# I tried to figure it out myself...



## parkedcar (Dec 29, 2005)

I know there are TONS of posts asking Rhom, or Sanchezi. And i think i looked at every single one.
I tried guessing each before i looked at the answer, and i was usually wrong.
I know about the scutes, but i can't tell. So its up to you guys!
He was sold to my GF as a Black Piranha.


----------



## Grosse Gurke (Jan 3, 2003)

I cant see the tail well enough to give you a positive answer...but from what I can see it appears to be a sanchezi.


----------



## parkedcar (Dec 29, 2005)

What are you looking for on the tail?


----------



## b_ack51 (Feb 11, 2003)

I think its a sanchezi too, I think I can see tiny scutes. Very difficult though.


----------



## Winkyee (Feb 17, 2003)

You can make out the belly scutes pretty well.
Looks like sanchezi

View attachment 92048


----------



## chomp chomp (Oct 28, 2003)

parkedcar said:


> What are you looking for on the tail?


a sanchezi has more of a v shaped tail and does not have a black band on the end..


----------



## hastatus (Jan 16, 2003)

S. sanchezi, ID complete. For more on the description and "checklist" visit www.opefe.com/sanchezi.html


----------

-=-=-

**Activity**
Retype the stretch of the piranha identification thread from "I tried guessing" through "be a sanchezi.", keeping every word, capital and mark unchanged.

-=-=-

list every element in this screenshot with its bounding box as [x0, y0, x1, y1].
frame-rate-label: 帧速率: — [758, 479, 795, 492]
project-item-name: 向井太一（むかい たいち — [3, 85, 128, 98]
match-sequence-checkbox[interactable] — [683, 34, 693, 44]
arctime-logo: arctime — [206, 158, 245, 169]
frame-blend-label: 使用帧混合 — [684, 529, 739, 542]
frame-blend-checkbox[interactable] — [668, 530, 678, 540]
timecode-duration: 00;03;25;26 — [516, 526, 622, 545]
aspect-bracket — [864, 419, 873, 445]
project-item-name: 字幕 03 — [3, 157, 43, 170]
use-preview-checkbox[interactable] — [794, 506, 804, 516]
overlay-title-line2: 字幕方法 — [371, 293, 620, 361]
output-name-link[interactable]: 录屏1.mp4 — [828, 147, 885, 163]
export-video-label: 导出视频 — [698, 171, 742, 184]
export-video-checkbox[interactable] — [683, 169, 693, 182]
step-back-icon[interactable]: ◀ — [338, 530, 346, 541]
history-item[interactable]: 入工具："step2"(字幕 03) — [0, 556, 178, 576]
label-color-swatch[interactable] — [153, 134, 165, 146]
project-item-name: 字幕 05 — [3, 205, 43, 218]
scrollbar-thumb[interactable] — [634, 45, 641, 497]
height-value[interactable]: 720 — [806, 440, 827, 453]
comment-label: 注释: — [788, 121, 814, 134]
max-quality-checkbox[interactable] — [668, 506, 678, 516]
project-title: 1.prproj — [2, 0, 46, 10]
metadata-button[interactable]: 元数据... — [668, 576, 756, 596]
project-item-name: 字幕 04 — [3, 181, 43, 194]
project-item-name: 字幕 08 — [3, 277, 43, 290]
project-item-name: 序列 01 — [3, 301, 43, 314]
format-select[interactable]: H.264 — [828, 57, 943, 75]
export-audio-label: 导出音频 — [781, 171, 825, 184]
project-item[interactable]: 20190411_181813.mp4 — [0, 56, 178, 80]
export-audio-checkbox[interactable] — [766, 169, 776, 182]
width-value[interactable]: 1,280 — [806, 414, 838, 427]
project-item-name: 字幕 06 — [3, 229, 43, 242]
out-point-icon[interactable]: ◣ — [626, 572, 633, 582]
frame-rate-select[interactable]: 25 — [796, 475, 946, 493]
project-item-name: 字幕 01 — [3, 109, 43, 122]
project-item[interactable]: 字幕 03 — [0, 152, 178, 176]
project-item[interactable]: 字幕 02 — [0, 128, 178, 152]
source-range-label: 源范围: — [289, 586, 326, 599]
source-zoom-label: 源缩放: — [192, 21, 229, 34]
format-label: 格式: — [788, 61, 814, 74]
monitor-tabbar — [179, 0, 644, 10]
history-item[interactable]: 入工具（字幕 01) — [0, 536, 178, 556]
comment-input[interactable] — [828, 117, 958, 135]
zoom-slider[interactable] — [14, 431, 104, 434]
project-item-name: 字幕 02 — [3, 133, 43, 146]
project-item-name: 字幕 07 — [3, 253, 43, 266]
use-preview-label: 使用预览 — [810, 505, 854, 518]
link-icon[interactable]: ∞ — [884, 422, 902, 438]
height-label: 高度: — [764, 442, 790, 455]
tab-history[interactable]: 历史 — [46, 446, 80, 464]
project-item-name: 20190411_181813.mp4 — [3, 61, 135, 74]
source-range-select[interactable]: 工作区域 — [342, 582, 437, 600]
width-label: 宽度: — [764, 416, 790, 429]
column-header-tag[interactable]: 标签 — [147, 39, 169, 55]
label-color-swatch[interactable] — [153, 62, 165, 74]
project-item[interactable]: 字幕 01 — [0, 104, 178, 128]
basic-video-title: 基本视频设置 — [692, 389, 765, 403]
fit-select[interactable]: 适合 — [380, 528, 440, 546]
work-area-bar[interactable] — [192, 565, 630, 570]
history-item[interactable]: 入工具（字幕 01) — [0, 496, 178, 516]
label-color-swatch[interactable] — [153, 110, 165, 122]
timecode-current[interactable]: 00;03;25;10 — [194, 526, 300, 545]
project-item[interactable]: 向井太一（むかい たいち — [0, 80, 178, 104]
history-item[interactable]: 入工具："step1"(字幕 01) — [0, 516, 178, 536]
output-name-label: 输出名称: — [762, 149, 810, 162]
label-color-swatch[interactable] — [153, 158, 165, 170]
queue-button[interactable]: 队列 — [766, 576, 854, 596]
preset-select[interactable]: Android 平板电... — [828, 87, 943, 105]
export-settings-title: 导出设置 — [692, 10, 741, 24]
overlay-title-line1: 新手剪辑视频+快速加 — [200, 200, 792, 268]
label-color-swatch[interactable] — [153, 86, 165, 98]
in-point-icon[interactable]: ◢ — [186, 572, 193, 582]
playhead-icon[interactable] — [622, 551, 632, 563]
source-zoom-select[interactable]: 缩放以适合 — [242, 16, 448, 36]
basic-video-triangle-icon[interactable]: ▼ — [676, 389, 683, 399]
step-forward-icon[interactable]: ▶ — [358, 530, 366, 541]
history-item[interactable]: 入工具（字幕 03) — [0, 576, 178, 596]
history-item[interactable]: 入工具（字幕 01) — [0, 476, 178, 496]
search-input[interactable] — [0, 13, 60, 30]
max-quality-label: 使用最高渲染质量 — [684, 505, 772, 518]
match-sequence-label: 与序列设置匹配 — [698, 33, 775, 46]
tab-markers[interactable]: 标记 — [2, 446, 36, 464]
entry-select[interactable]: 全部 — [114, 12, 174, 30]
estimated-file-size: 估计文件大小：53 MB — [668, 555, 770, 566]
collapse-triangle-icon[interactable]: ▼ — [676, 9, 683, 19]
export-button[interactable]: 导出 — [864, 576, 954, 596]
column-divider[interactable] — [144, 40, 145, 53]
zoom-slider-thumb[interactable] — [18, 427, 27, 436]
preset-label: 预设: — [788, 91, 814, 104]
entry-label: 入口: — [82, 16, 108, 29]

-=-=-

**Exercise solution**
I tried guessing each before i looked at the answer, and i was usually wrong.
I know about the scutes, but i can't tell. So its up to you guys!
He was sold to my GF as a Black Piranha.


----------



## Grosse Gurke (Jan 3, 2003)

I cant see the tail well enough to give you a positive answer...but from what I can see it appears to be a sanchezi.